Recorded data
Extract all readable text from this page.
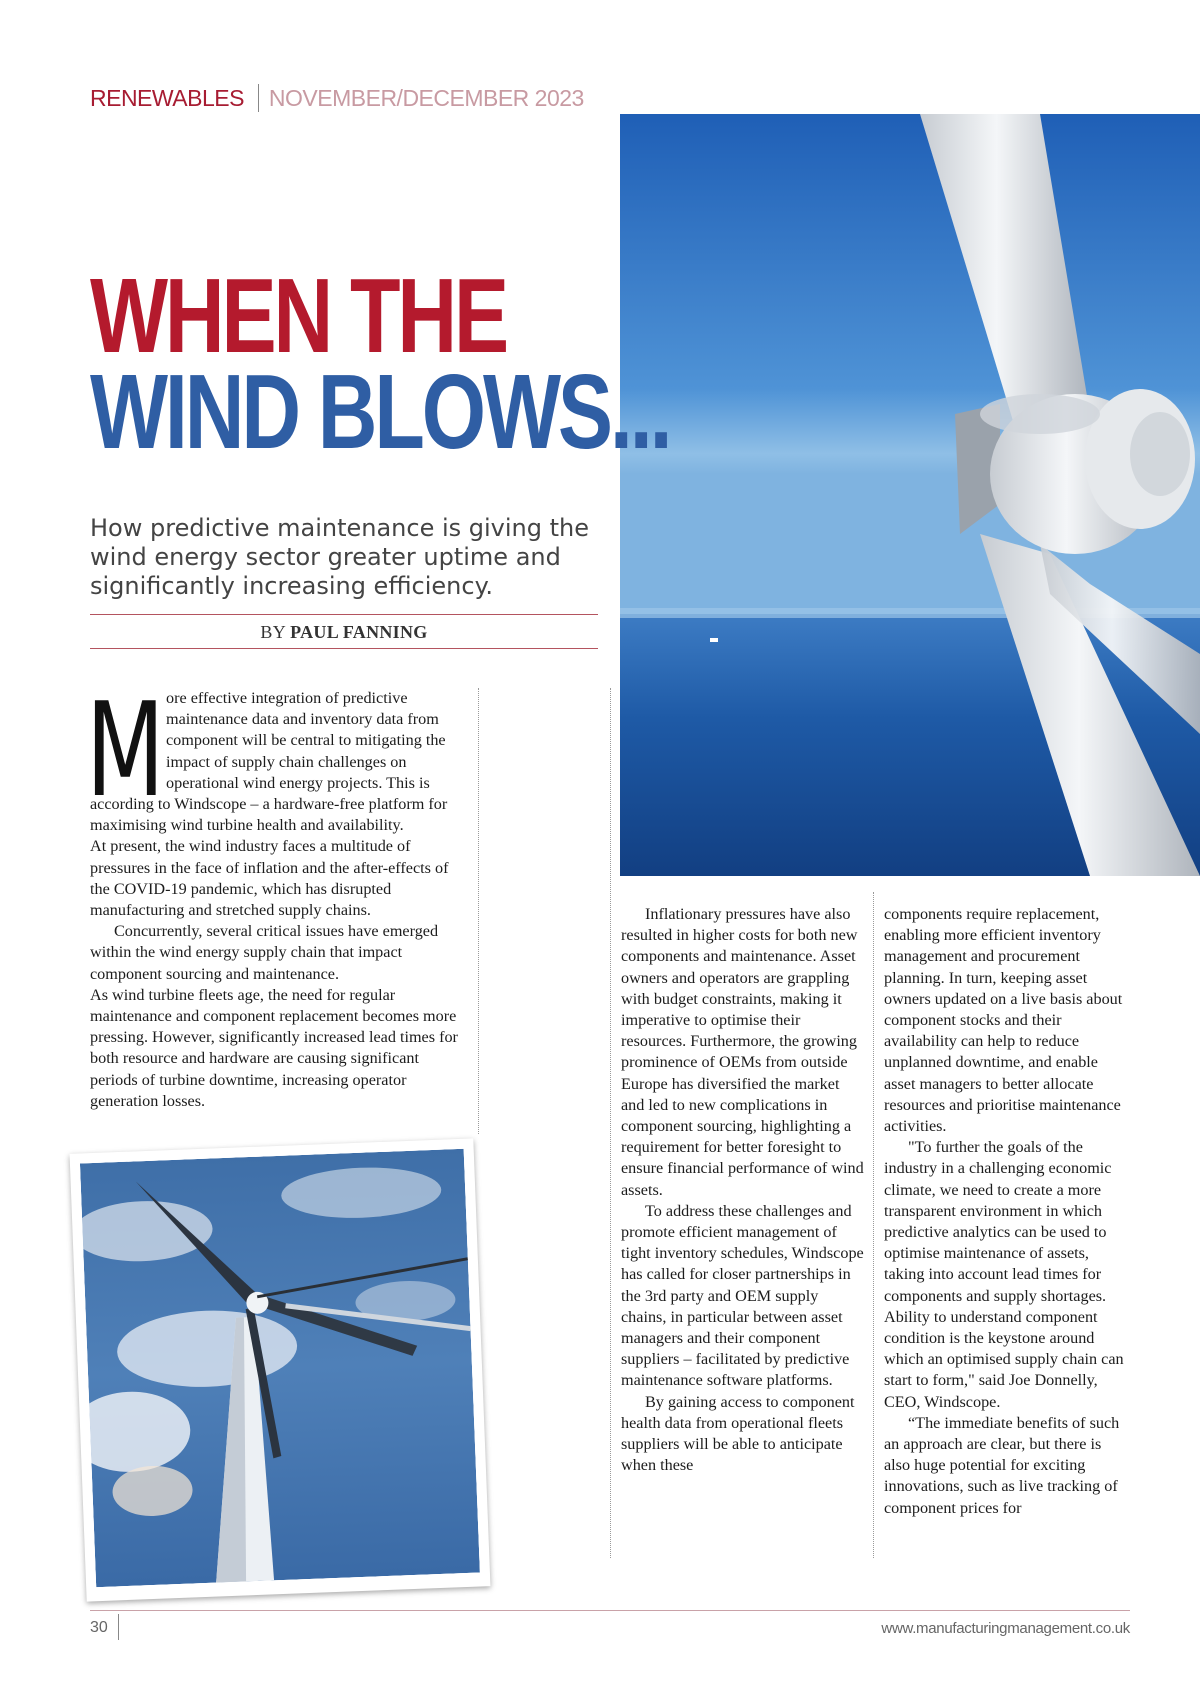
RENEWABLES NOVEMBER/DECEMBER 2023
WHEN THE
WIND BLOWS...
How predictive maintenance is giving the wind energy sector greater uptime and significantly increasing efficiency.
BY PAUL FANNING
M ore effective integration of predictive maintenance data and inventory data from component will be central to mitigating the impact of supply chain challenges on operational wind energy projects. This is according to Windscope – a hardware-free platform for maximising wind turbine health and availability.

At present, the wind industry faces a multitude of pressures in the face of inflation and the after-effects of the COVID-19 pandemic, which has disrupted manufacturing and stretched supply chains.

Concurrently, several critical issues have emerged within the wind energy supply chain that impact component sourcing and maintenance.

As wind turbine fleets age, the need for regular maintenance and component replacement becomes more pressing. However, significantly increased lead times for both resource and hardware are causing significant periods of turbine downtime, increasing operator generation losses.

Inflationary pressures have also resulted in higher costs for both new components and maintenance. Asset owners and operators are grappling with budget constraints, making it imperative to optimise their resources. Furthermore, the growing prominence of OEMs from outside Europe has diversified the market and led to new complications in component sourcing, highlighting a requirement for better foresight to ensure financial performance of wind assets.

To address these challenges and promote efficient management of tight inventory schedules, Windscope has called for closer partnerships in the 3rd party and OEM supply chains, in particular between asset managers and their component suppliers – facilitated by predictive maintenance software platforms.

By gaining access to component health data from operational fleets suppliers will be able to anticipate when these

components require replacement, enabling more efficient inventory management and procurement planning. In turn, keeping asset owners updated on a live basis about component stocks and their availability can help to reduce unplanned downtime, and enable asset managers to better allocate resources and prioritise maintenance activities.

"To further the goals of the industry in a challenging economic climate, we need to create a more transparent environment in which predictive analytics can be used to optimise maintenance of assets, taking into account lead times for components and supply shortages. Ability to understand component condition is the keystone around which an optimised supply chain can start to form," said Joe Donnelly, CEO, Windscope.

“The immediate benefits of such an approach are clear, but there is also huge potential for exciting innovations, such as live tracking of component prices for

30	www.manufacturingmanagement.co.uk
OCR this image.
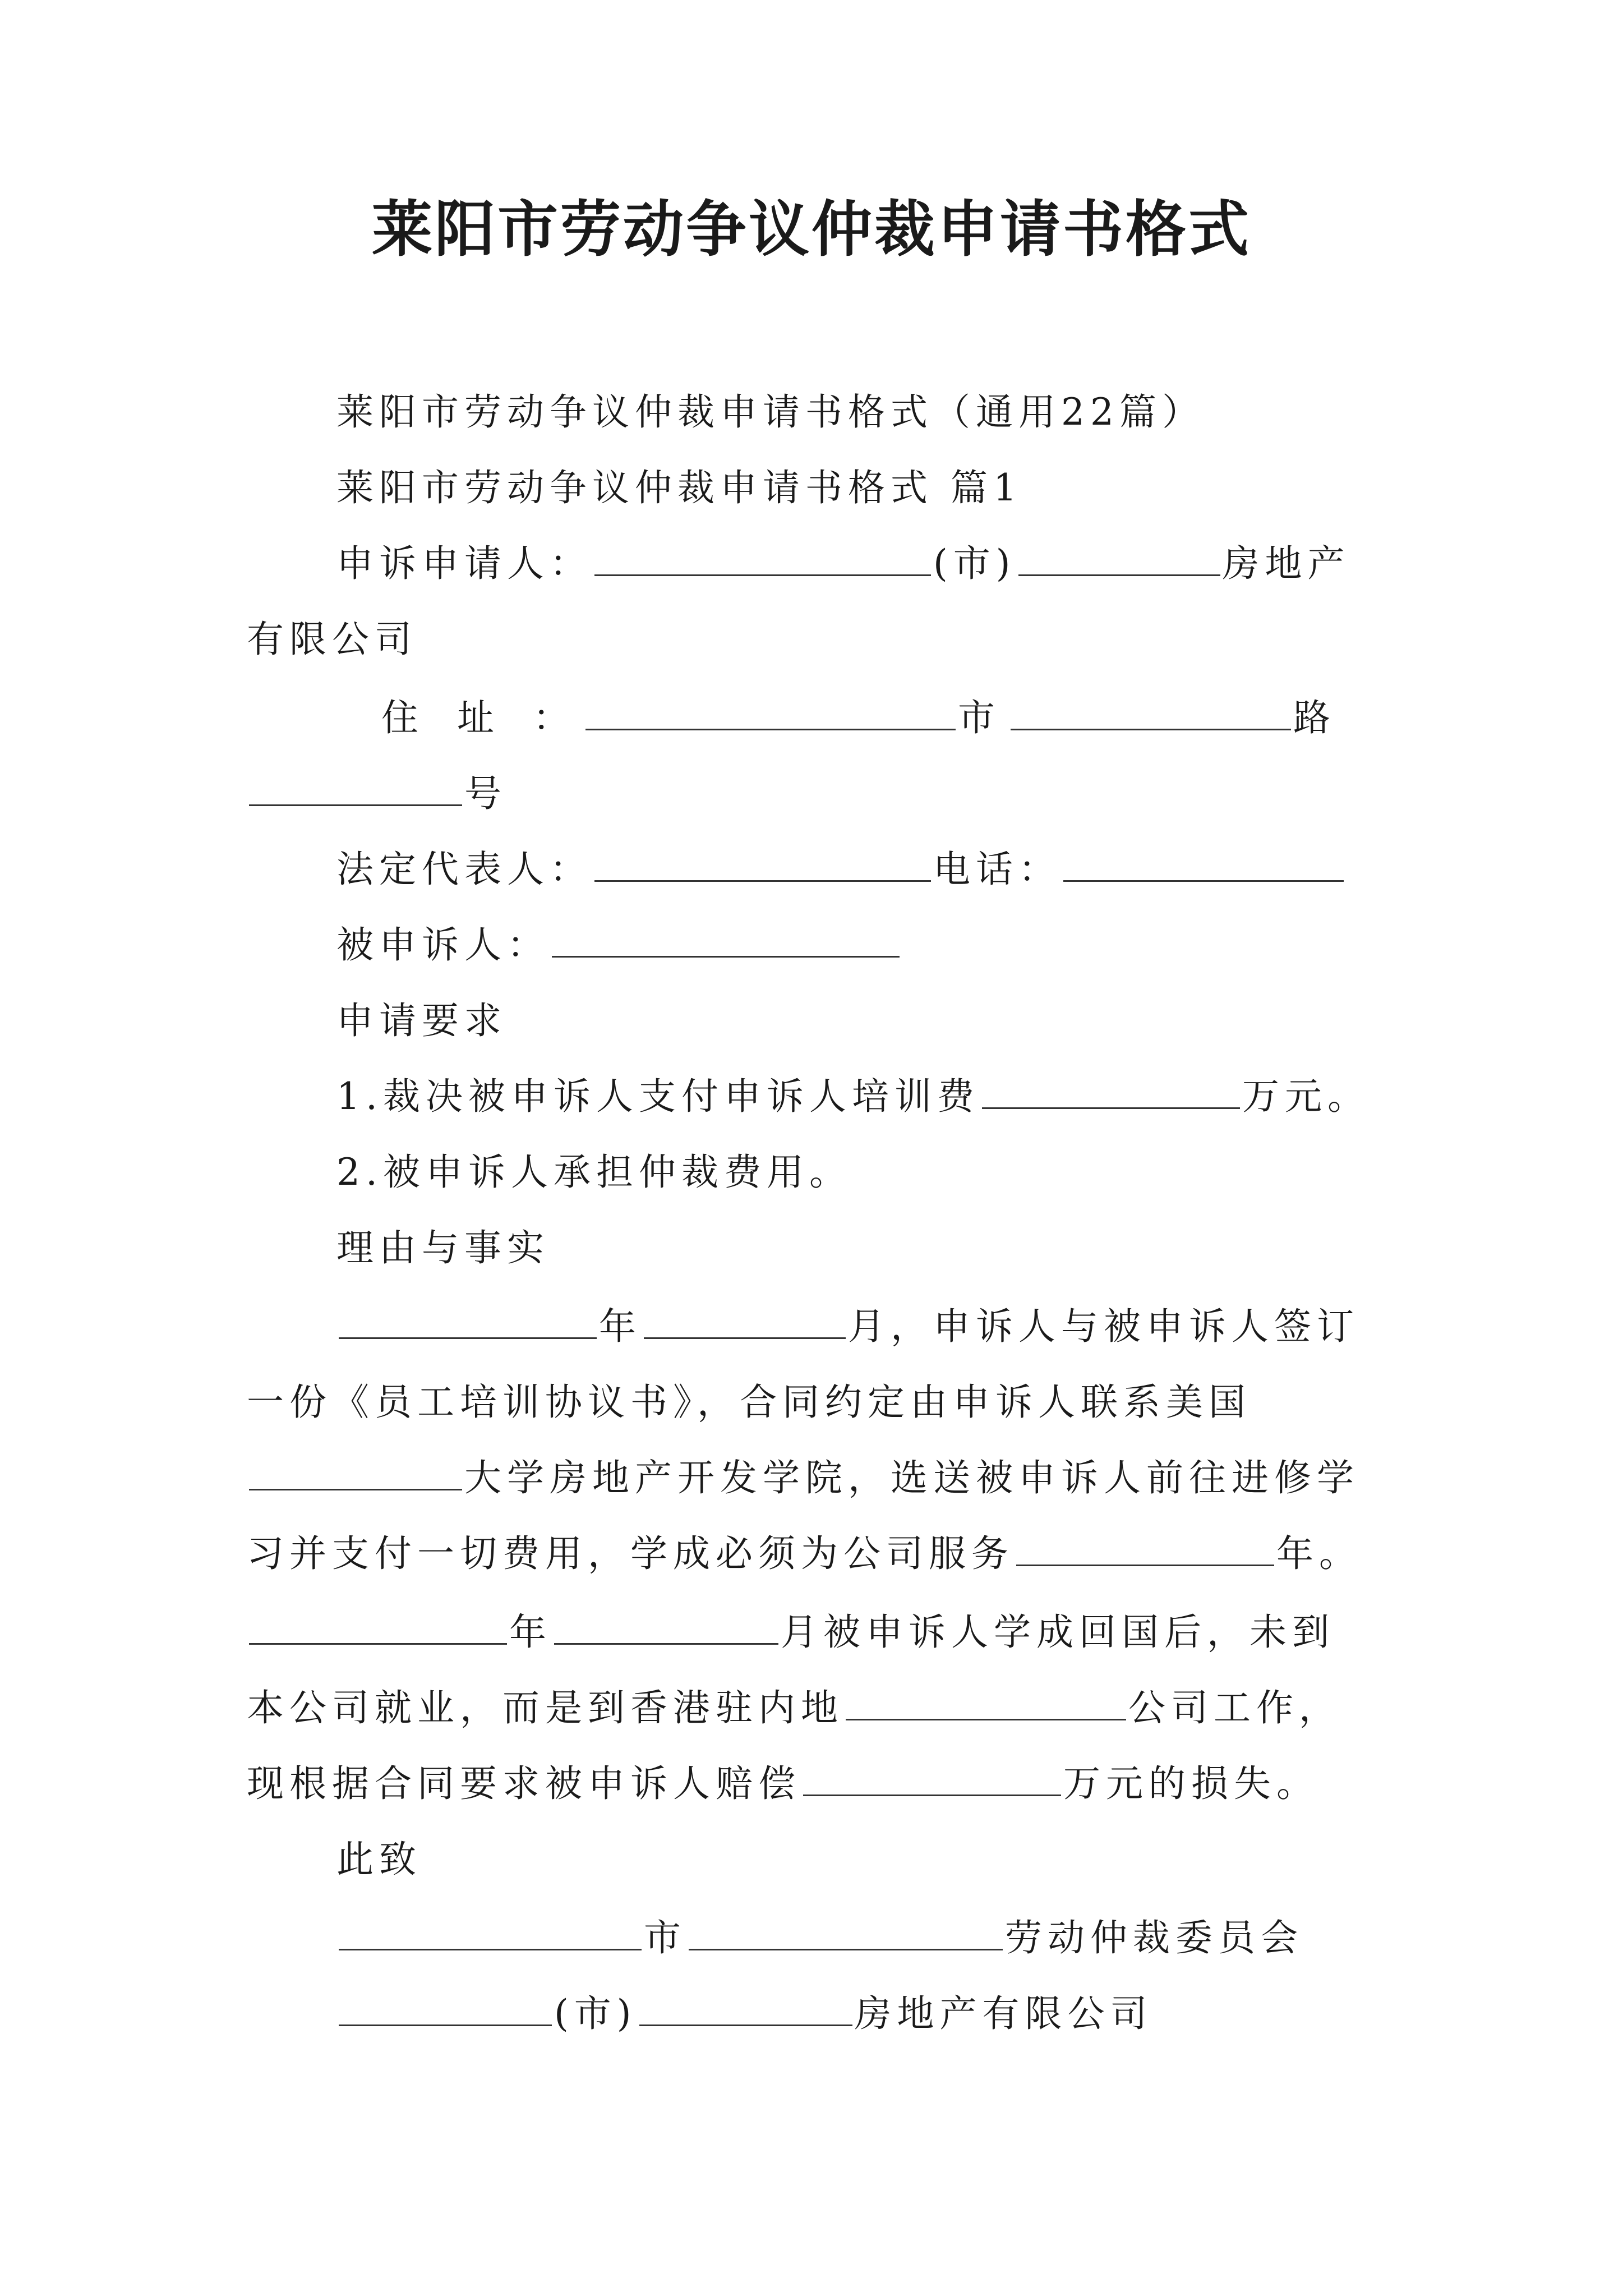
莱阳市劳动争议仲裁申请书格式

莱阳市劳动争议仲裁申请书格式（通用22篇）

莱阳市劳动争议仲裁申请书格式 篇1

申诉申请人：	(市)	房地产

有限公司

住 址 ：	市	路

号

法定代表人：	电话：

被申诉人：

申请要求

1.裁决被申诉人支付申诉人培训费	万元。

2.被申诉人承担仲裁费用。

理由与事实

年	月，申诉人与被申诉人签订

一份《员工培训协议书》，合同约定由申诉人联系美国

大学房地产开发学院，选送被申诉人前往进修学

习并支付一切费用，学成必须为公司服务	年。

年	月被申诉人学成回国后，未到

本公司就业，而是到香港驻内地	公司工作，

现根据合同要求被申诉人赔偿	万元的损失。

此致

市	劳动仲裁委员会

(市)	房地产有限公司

= Requirement =
Extract the run of lines from the line holding "OCR this image." through the final line of the material above, exactly and inclusively. Leave the pictures behind.

= Task answer =
OCR this image.
莱阳市劳动争议仲裁申请书格式

莱阳市劳动争议仲裁申请书格式（通用22篇）

莱阳市劳动争议仲裁申请书格式 篇1

申诉申请人：	(市)	房地产

有限公司

住 址 ：	市	路

号

法定代表人：	电话：

被申诉人：

申请要求

1.裁决被申诉人支付申诉人培训费	万元。

2.被申诉人承担仲裁费用。

理由与事实

年	月，申诉人与被申诉人签订

一份《员工培训协议书》，合同约定由申诉人联系美国

大学房地产开发学院，选送被申诉人前往进修学

习并支付一切费用，学成必须为公司服务	年。

年	月被申诉人学成回国后，未到

本公司就业，而是到香港驻内地	公司工作，

现根据合同要求被申诉人赔偿	万元的损失。

此致

市	劳动仲裁委员会

(市)	房地产有限公司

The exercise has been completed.